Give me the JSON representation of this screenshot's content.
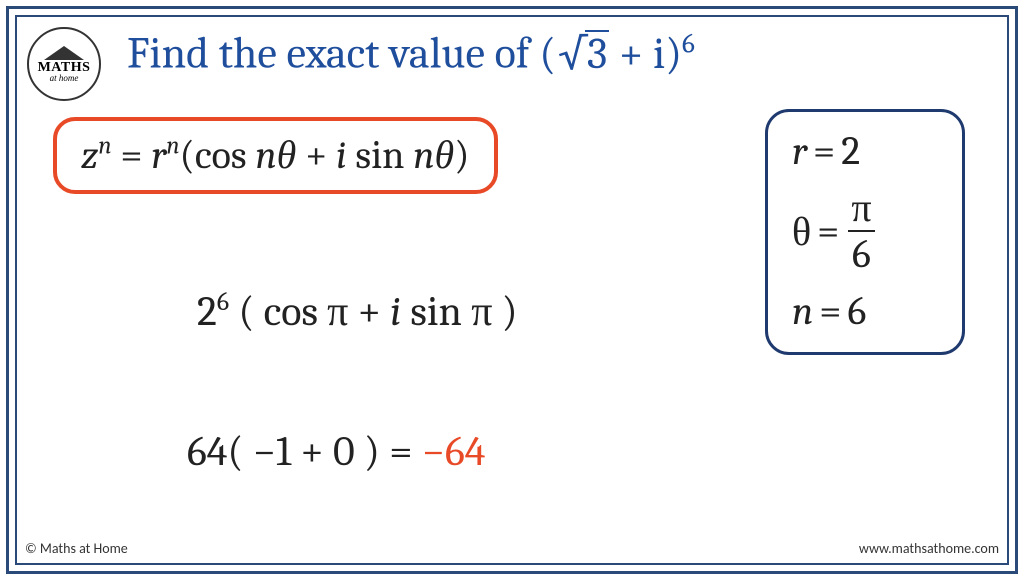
{
  "frame": {
    "outer_border_color": "#2a4a7a",
    "inner_border_color": "#2a4a7a",
    "background": "#ffffff"
  },
  "logo": {
    "line1": "MATHS",
    "line2_prefix": "at",
    "line2_word": "home"
  },
  "title": {
    "prefix": "Find the exact value of ",
    "expr_base_open": "(",
    "expr_radicand": "3",
    "expr_plus": " + ",
    "expr_i": "i",
    "expr_base_close": ")",
    "expr_exponent": "6",
    "color": "#1f4e9c",
    "fontsize": 44
  },
  "formula": {
    "lhs_var": "z",
    "lhs_exp": "n",
    "eq": " = ",
    "r": "r",
    "r_exp": "n",
    "open": "(",
    "cos": "cos ",
    "ntheta1": "nθ",
    "plus": " + ",
    "i": "i ",
    "sin": "sin ",
    "ntheta2": "nθ",
    "close": ")",
    "border_color": "#e84a27",
    "fontsize": 40
  },
  "values": {
    "r_label": "r",
    "r_eq": " = ",
    "r_val": "2",
    "theta_label": "θ",
    "theta_eq": " = ",
    "theta_num": "π",
    "theta_den": "6",
    "n_label": "n",
    "n_eq": " = ",
    "n_val": "6",
    "border_color": "#1f3a6e",
    "fontsize": 40
  },
  "step2": {
    "base": "2",
    "exp": "6",
    "open": " ( ",
    "cos": "cos ",
    "arg1": "π",
    "plus": " + ",
    "i": "i ",
    "sin": "sin ",
    "arg2": "π",
    "close": " )",
    "fontsize": 42
  },
  "step3": {
    "coeff": "64",
    "open": "( ",
    "t1": "−1",
    "plus": " + ",
    "t2": "0",
    "close": " ) ",
    "eq": "=  ",
    "answer": "−64",
    "answer_color": "#e84a27",
    "fontsize": 42
  },
  "footer": {
    "left": "© Maths at Home",
    "right": "www.mathsathome.com"
  }
}
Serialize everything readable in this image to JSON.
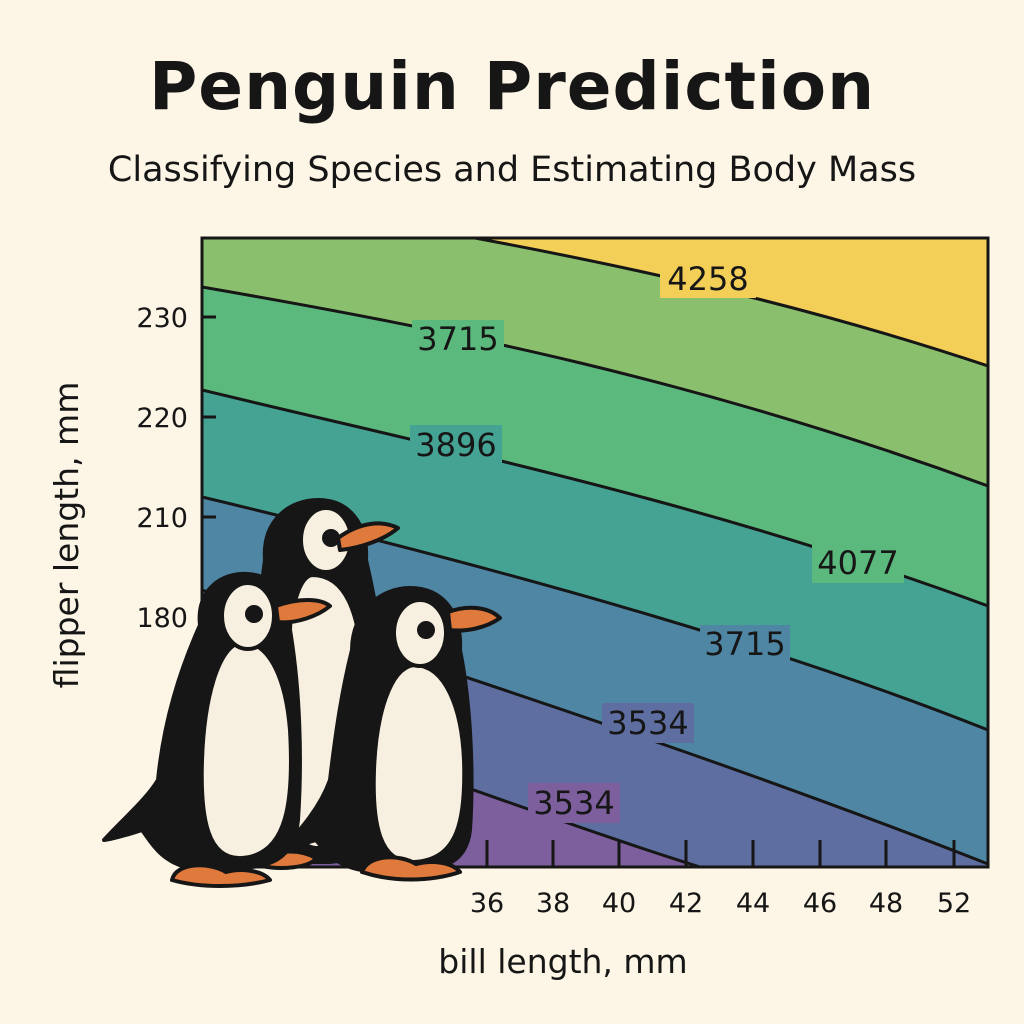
{
  "title": "Penguin Prediction",
  "subtitle": "Classifying Species and Estimating Body Mass",
  "colors": {
    "background": "#fdf6e6",
    "bands": [
      "#7d5f9e",
      "#5e6ea0",
      "#4f86a4",
      "#45a394",
      "#5cb97d",
      "#8ac06d",
      "#f3cf57"
    ],
    "line": "#161616",
    "penguin_body": "#161616",
    "penguin_belly": "#f7efdf",
    "penguin_beak": "#e07a3c"
  },
  "chart_data": {
    "type": "contour",
    "xlabel": "bill length, mm",
    "ylabel": "flipper length, mm",
    "x_ticks": [
      "36",
      "38",
      "40",
      "42",
      "44",
      "46",
      "48",
      "52"
    ],
    "y_ticks": [
      "230",
      "220",
      "210",
      "180"
    ],
    "grid": false,
    "contour_labels": [
      "4258",
      "3715",
      "3896",
      "4077",
      "3715",
      "3534",
      "3534"
    ],
    "illustration": "three-penguins-bottom-left"
  }
}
┄┄┄┄┄┄
= What is needed =
Write out all the entries word for word, but skip any images.

= Result of this task =
Give me the JSON representation of this screenshot's content.
{
  "frame": {
    "outer_border_color": "#2a4a7a",
    "inner_border_color": "#2a4a7a",
    "background": "#ffffff"
  },
  "logo": {
    "line1": "MATHS",
    "line2_prefix": "at",
    "line2_word": "home"
  },
  "title": {
    "prefix": "Find the exact value of ",
    "expr_base_open": "(",
    "expr_radicand": "3",
    "expr_plus": " + ",
    "expr_i": "i",
    "expr_base_close": ")",
    "expr_exponent": "6",
    "color": "#1f4e9c",
    "fontsize": 44
  },
  "formula": {
    "lhs_var": "z",
    "lhs_exp": "n",
    "eq": " = ",
    "r": "r",
    "r_exp": "n",
    "open": "(",
    "cos": "cos ",
    "ntheta1": "nθ",
    "plus": " + ",
    "i": "i ",
    "sin": "sin ",
    "ntheta2": "nθ",
    "close": ")",
    "border_color": "#e84a27",
    "fontsize": 40
  },
  "values": {
    "r_label": "r",
    "r_eq": " = ",
    "r_val": "2",
    "theta_label": "θ",
    "theta_eq": " = ",
    "theta_num": "π",
    "theta_den": "6",
    "n_label": "n",
    "n_eq": " = ",
    "n_val": "6",
    "border_color": "#1f3a6e",
    "fontsize": 40
  },
  "step2": {
    "base": "2",
    "exp": "6",
    "open": " ( ",
    "cos": "cos ",
    "arg1": "π",
    "plus": " + ",
    "i": "i ",
    "sin": "sin ",
    "arg2": "π",
    "close": " )",
    "fontsize": 42
  },
  "step3": {
    "coeff": "64",
    "open": "( ",
    "t1": "−1",
    "plus": " + ",
    "t2": "0",
    "close": " ) ",
    "eq": "=  ",
    "answer": "−64",
    "answer_color": "#e84a27",
    "fontsize": 42
  },
  "footer": {
    "left": "© Maths at Home",
    "right": "www.mathsathome.com"
  }
}
Serialize everything readable in this image to JSON.
{
  "title": "Penguin Prediction",
  "subtitle": "Classifying Species and Estimating Body Mass",
  "colors": {
    "background": "#fdf6e6",
    "bands": [
      "#7d5f9e",
      "#5e6ea0",
      "#4f86a4",
      "#45a394",
      "#5cb97d",
      "#8ac06d",
      "#f3cf57"
    ],
    "line": "#161616",
    "penguin_body": "#161616",
    "penguin_belly": "#f7efdf",
    "penguin_beak": "#e07a3c"
  },
  "chart_data": {
    "type": "contour",
    "xlabel": "bill length, mm",
    "ylabel": "flipper length, mm",
    "x_ticks": [
      "36",
      "38",
      "40",
      "42",
      "44",
      "46",
      "48",
      "52"
    ],
    "y_ticks": [
      "230",
      "220",
      "210",
      "180"
    ],
    "grid": false,
    "contour_labels": [
      "4258",
      "3715",
      "3896",
      "4077",
      "3715",
      "3534",
      "3534"
    ],
    "illustration": "three-penguins-bottom-left"
  }
}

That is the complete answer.